» What you should do:
Which lines hold the word "Atlantic"? Show each of them.

» Records to process:
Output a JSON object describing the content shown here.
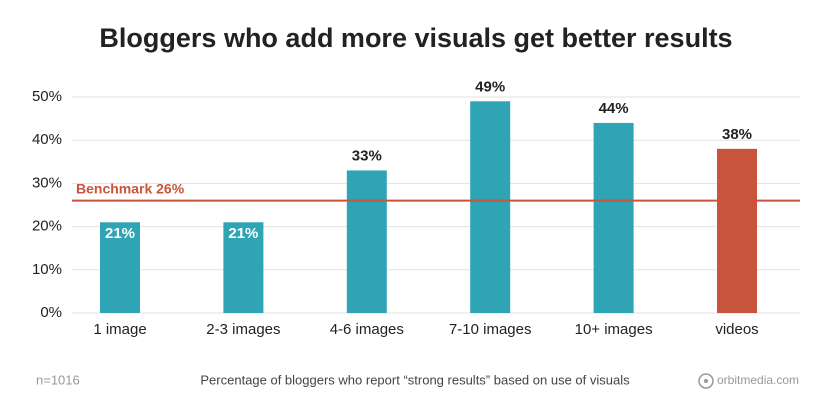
{
  "chart_data": {
    "type": "bar",
    "title": "Bloggers who add more visuals get better results",
    "categories": [
      "1 image",
      "2-3 images",
      "4-6 images",
      "7-10 images",
      "10+ images",
      "videos"
    ],
    "values": [
      21,
      21,
      33,
      49,
      44,
      38
    ],
    "value_labels": [
      "21%",
      "21%",
      "33%",
      "49%",
      "44%",
      "38%"
    ],
    "colors": [
      "#2fa4b4",
      "#2fa4b4",
      "#2fa4b4",
      "#2fa4b4",
      "#2fa4b4",
      "#c9543c"
    ],
    "ylim": [
      0,
      50
    ],
    "yticks": [
      {
        "value": 0,
        "label": "0%"
      },
      {
        "value": 10,
        "label": "10%"
      },
      {
        "value": 20,
        "label": "20%"
      },
      {
        "value": 30,
        "label": "30%"
      },
      {
        "value": 40,
        "label": "40%"
      },
      {
        "value": 50,
        "label": "50%"
      }
    ],
    "grid": true,
    "benchmark": {
      "value": 26,
      "label": "Benchmark 26%",
      "color": "#c9543c"
    },
    "sample_note": "n=1016",
    "caption": "Percentage of bloggers who report “strong results” based on use of visuals",
    "source": "orbitmedia.com"
  }
}
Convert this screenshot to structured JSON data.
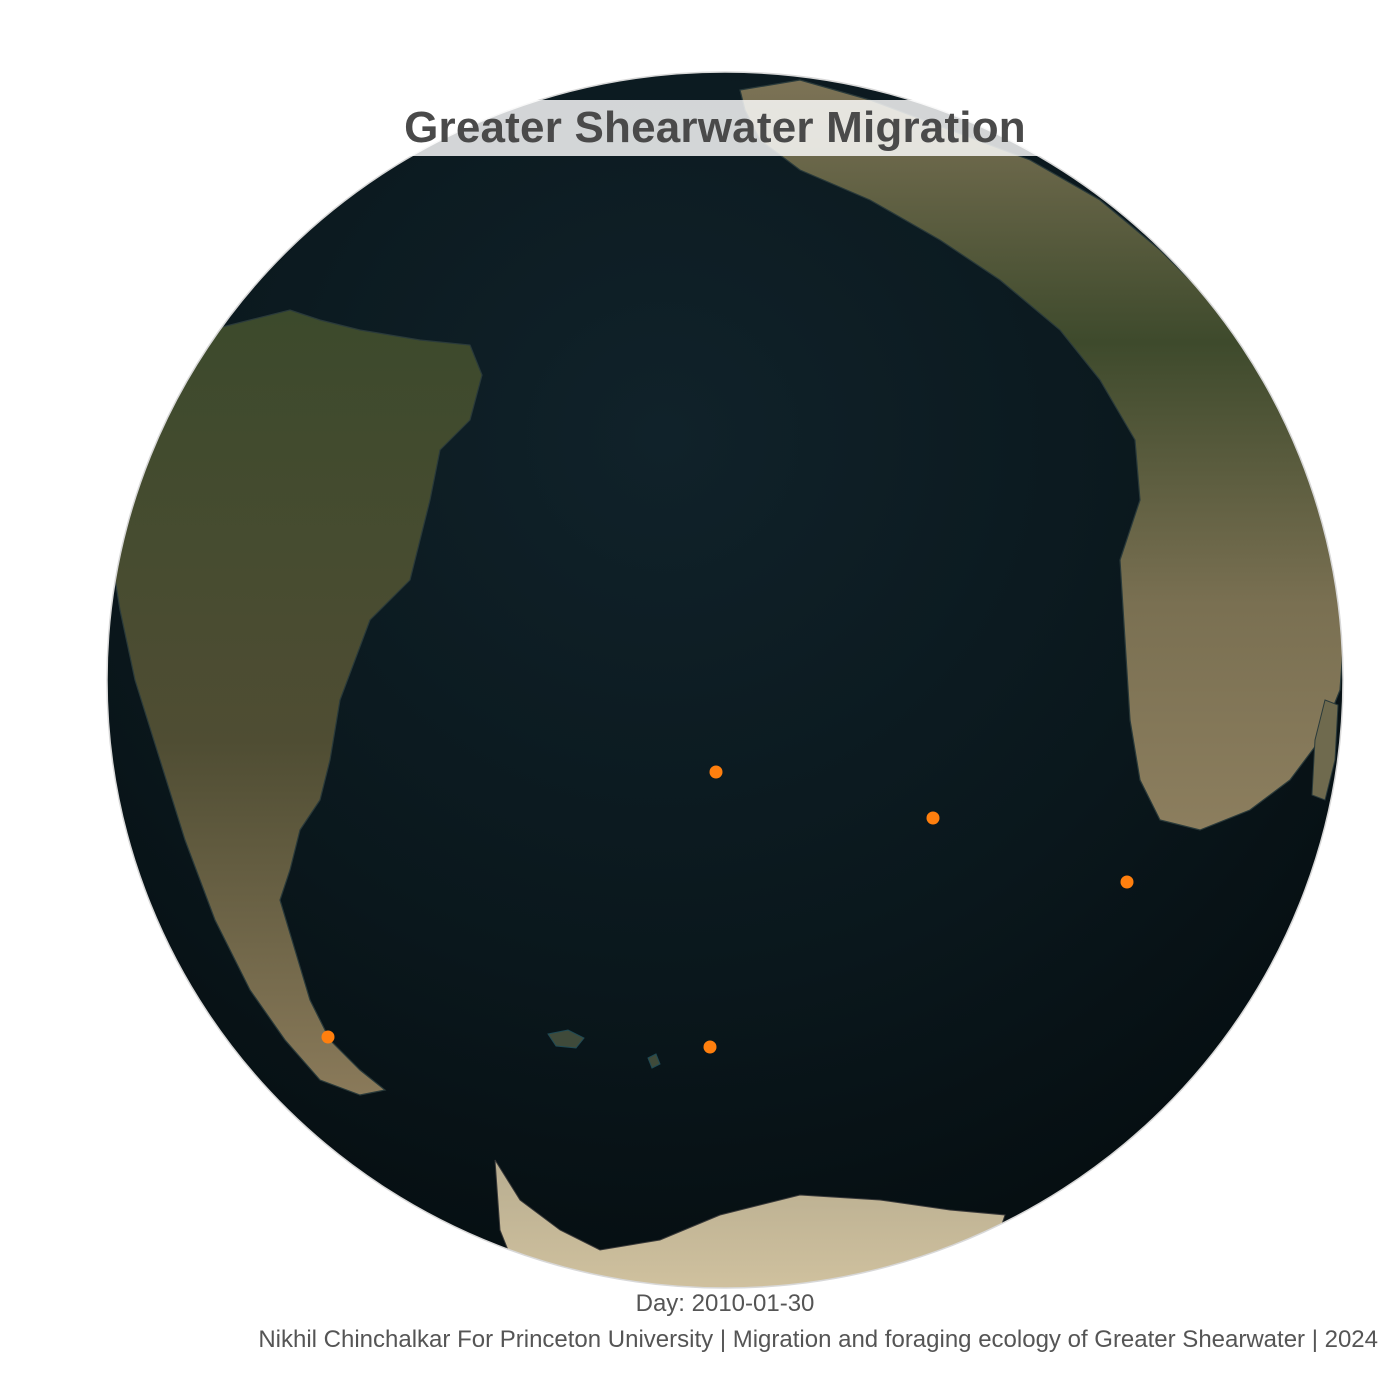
{
  "map": {
    "title": "Greater Shearwater Migration",
    "day_label": "Day: 2010-01-30",
    "credit": "Nikhil Chinchalkar For Princeton University | Migration and foraging ecology of Greater Shearwater | 2024",
    "projection": "orthographic",
    "ocean_color": "#0a171c",
    "land_color": "#4a4a30",
    "marker_color": "#ff7f0e",
    "visible_regions": [
      "South America",
      "Africa",
      "Antarctica",
      "South Atlantic Ocean"
    ],
    "birds": [
      {
        "id": 1,
        "location": "South Atlantic (central)"
      },
      {
        "id": 2,
        "location": "South Atlantic (east-central)"
      },
      {
        "id": 3,
        "location": "South Atlantic (off southern Africa)"
      },
      {
        "id": 4,
        "location": "Tierra del Fuego coast"
      },
      {
        "id": 5,
        "location": "South Atlantic (south-central)"
      }
    ]
  }
}
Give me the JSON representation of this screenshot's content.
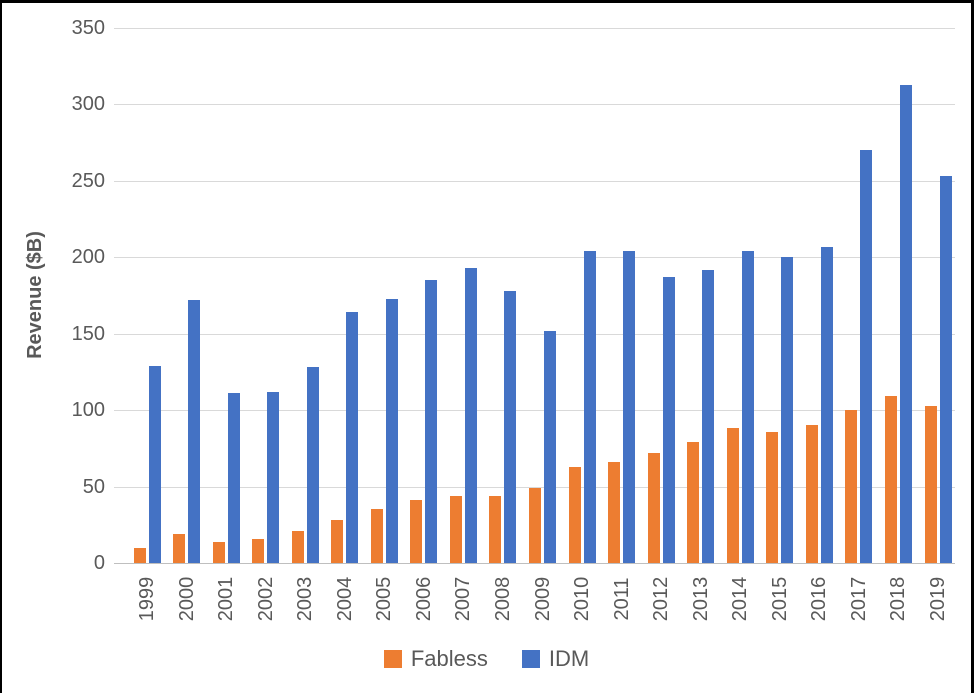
{
  "chart_data": {
    "type": "bar",
    "title": "",
    "xlabel": "",
    "ylabel": "Revenue ($B)",
    "ylim": [
      0,
      350
    ],
    "ytick_step": 50,
    "y_ticks": [
      0,
      50,
      100,
      150,
      200,
      250,
      300,
      350
    ],
    "grid": true,
    "legend_position": "bottom-center",
    "categories": [
      "1999",
      "2000",
      "2001",
      "2002",
      "2003",
      "2004",
      "2005",
      "2006",
      "2007",
      "2008",
      "2009",
      "2010",
      "2011",
      "2012",
      "2013",
      "2014",
      "2015",
      "2016",
      "2017",
      "2018",
      "2019"
    ],
    "series": [
      {
        "name": "Fabless",
        "color": "#ED7D31",
        "values": [
          10,
          19,
          14,
          16,
          21,
          28,
          35,
          41,
          44,
          44,
          49,
          63,
          66,
          72,
          79,
          88,
          86,
          90,
          100,
          109,
          103
        ]
      },
      {
        "name": "IDM",
        "color": "#4472C4",
        "values": [
          129,
          172,
          111,
          112,
          128,
          164,
          173,
          185,
          193,
          178,
          152,
          204,
          204,
          187,
          192,
          204,
          200,
          207,
          270,
          313,
          253
        ]
      }
    ]
  },
  "colors": {
    "frame_border": "#000000",
    "gridline": "#D9D9D9",
    "axis_line": "#BFBFBF",
    "tick_text": "#595959",
    "fabless": "#ED7D31",
    "idm": "#4472C4"
  }
}
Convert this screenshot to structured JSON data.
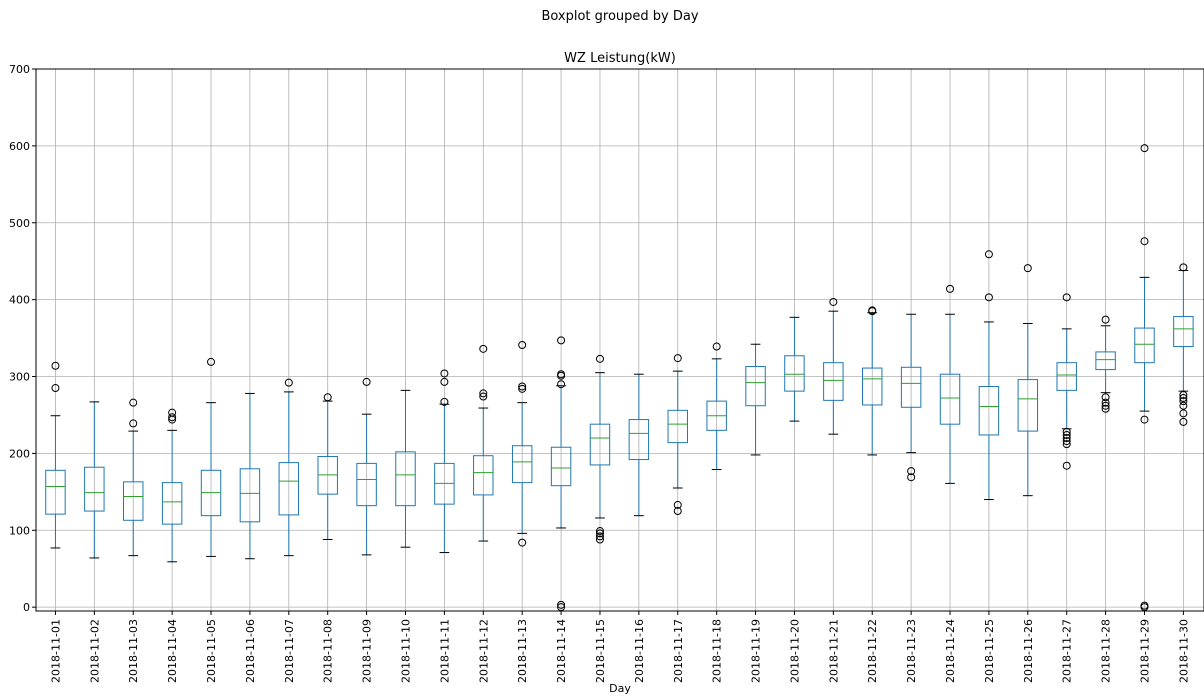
{
  "chart_data": {
    "type": "box",
    "suptitle": "Boxplot grouped by Day",
    "title": "WZ Leistung(kW)",
    "xlabel": "Day",
    "ylabel": "",
    "ylim": [
      -5,
      700
    ],
    "yticks": [
      0,
      100,
      200,
      300,
      400,
      500,
      600,
      700
    ],
    "grid": true,
    "colors": {
      "box": "#1f77b4",
      "median": "#2ca02c",
      "whisker": "#1f77b4",
      "flier": "#000000",
      "grid": "#b0b0b0"
    },
    "categories": [
      "2018-11-01",
      "2018-11-02",
      "2018-11-03",
      "2018-11-04",
      "2018-11-05",
      "2018-11-06",
      "2018-11-07",
      "2018-11-08",
      "2018-11-09",
      "2018-11-10",
      "2018-11-11",
      "2018-11-12",
      "2018-11-13",
      "2018-11-14",
      "2018-11-15",
      "2018-11-16",
      "2018-11-17",
      "2018-11-18",
      "2018-11-19",
      "2018-11-20",
      "2018-11-21",
      "2018-11-22",
      "2018-11-23",
      "2018-11-24",
      "2018-11-25",
      "2018-11-26",
      "2018-11-27",
      "2018-11-28",
      "2018-11-29",
      "2018-11-30"
    ],
    "boxes": [
      {
        "whislo": 77,
        "q1": 121,
        "med": 157,
        "q3": 178,
        "whishi": 249,
        "fliers": [
          285,
          314
        ]
      },
      {
        "whislo": 64,
        "q1": 125,
        "med": 149,
        "q3": 182,
        "whishi": 267,
        "fliers": []
      },
      {
        "whislo": 67,
        "q1": 113,
        "med": 144,
        "q3": 163,
        "whishi": 229,
        "fliers": [
          239,
          266
        ]
      },
      {
        "whislo": 59,
        "q1": 108,
        "med": 137,
        "q3": 162,
        "whishi": 230,
        "fliers": [
          244,
          247,
          253
        ]
      },
      {
        "whislo": 66,
        "q1": 119,
        "med": 149,
        "q3": 178,
        "whishi": 266,
        "fliers": [
          319
        ]
      },
      {
        "whislo": 63,
        "q1": 111,
        "med": 148,
        "q3": 180,
        "whishi": 278,
        "fliers": []
      },
      {
        "whislo": 67,
        "q1": 120,
        "med": 164,
        "q3": 188,
        "whishi": 280,
        "fliers": [
          292
        ]
      },
      {
        "whislo": 88,
        "q1": 147,
        "med": 172,
        "q3": 196,
        "whishi": 268,
        "fliers": [
          273
        ]
      },
      {
        "whislo": 68,
        "q1": 132,
        "med": 166,
        "q3": 187,
        "whishi": 251,
        "fliers": [
          293
        ]
      },
      {
        "whislo": 78,
        "q1": 132,
        "med": 172,
        "q3": 202,
        "whishi": 282,
        "fliers": []
      },
      {
        "whislo": 71,
        "q1": 134,
        "med": 161,
        "q3": 187,
        "whishi": 264,
        "fliers": [
          267,
          293,
          304
        ]
      },
      {
        "whislo": 86,
        "q1": 146,
        "med": 175,
        "q3": 197,
        "whishi": 259,
        "fliers": [
          274,
          278,
          336
        ]
      },
      {
        "whislo": 96,
        "q1": 162,
        "med": 189,
        "q3": 210,
        "whishi": 266,
        "fliers": [
          84,
          284,
          287,
          341
        ]
      },
      {
        "whislo": 103,
        "q1": 158,
        "med": 181,
        "q3": 208,
        "whishi": 288,
        "fliers": [
          0,
          3,
          290,
          301,
          303,
          347
        ]
      },
      {
        "whislo": 116,
        "q1": 185,
        "med": 220,
        "q3": 238,
        "whishi": 305,
        "fliers": [
          88,
          92,
          96,
          99,
          323
        ]
      },
      {
        "whislo": 119,
        "q1": 192,
        "med": 226,
        "q3": 244,
        "whishi": 303,
        "fliers": []
      },
      {
        "whislo": 155,
        "q1": 214,
        "med": 238,
        "q3": 256,
        "whishi": 307,
        "fliers": [
          125,
          133,
          324
        ]
      },
      {
        "whislo": 179,
        "q1": 230,
        "med": 249,
        "q3": 268,
        "whishi": 323,
        "fliers": [
          339
        ]
      },
      {
        "whislo": 198,
        "q1": 262,
        "med": 292,
        "q3": 313,
        "whishi": 342,
        "fliers": []
      },
      {
        "whislo": 242,
        "q1": 281,
        "med": 303,
        "q3": 327,
        "whishi": 377,
        "fliers": []
      },
      {
        "whislo": 225,
        "q1": 269,
        "med": 295,
        "q3": 318,
        "whishi": 385,
        "fliers": [
          397
        ]
      },
      {
        "whislo": 198,
        "q1": 263,
        "med": 297,
        "q3": 311,
        "whishi": 383,
        "fliers": [
          385,
          386
        ]
      },
      {
        "whislo": 201,
        "q1": 260,
        "med": 291,
        "q3": 312,
        "whishi": 381,
        "fliers": [
          169,
          177
        ]
      },
      {
        "whislo": 161,
        "q1": 238,
        "med": 272,
        "q3": 303,
        "whishi": 381,
        "fliers": [
          414
        ]
      },
      {
        "whislo": 140,
        "q1": 224,
        "med": 261,
        "q3": 287,
        "whishi": 371,
        "fliers": [
          403,
          459
        ]
      },
      {
        "whislo": 145,
        "q1": 229,
        "med": 271,
        "q3": 296,
        "whishi": 369,
        "fliers": [
          441
        ]
      },
      {
        "whislo": 232,
        "q1": 282,
        "med": 302,
        "q3": 318,
        "whishi": 362,
        "fliers": [
          184,
          212,
          216,
          220,
          224,
          228,
          403
        ]
      },
      {
        "whislo": 279,
        "q1": 309,
        "med": 322,
        "q3": 332,
        "whishi": 366,
        "fliers": [
          258,
          262,
          266,
          273,
          374
        ]
      },
      {
        "whislo": 255,
        "q1": 318,
        "med": 342,
        "q3": 363,
        "whishi": 429,
        "fliers": [
          0,
          2,
          244,
          476,
          597
        ]
      },
      {
        "whislo": 281,
        "q1": 339,
        "med": 362,
        "q3": 378,
        "whishi": 438,
        "fliers": [
          241,
          252,
          262,
          268,
          272,
          276,
          442
        ]
      }
    ]
  }
}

» Solution:
      "South Atlantic Ocean"
        "location": "South Atlantic (central)"
        "location": "South Atlantic (east-central)"
        "location": "South Atlantic (off southern Africa)"
        "location": "South Atlantic (south-central)"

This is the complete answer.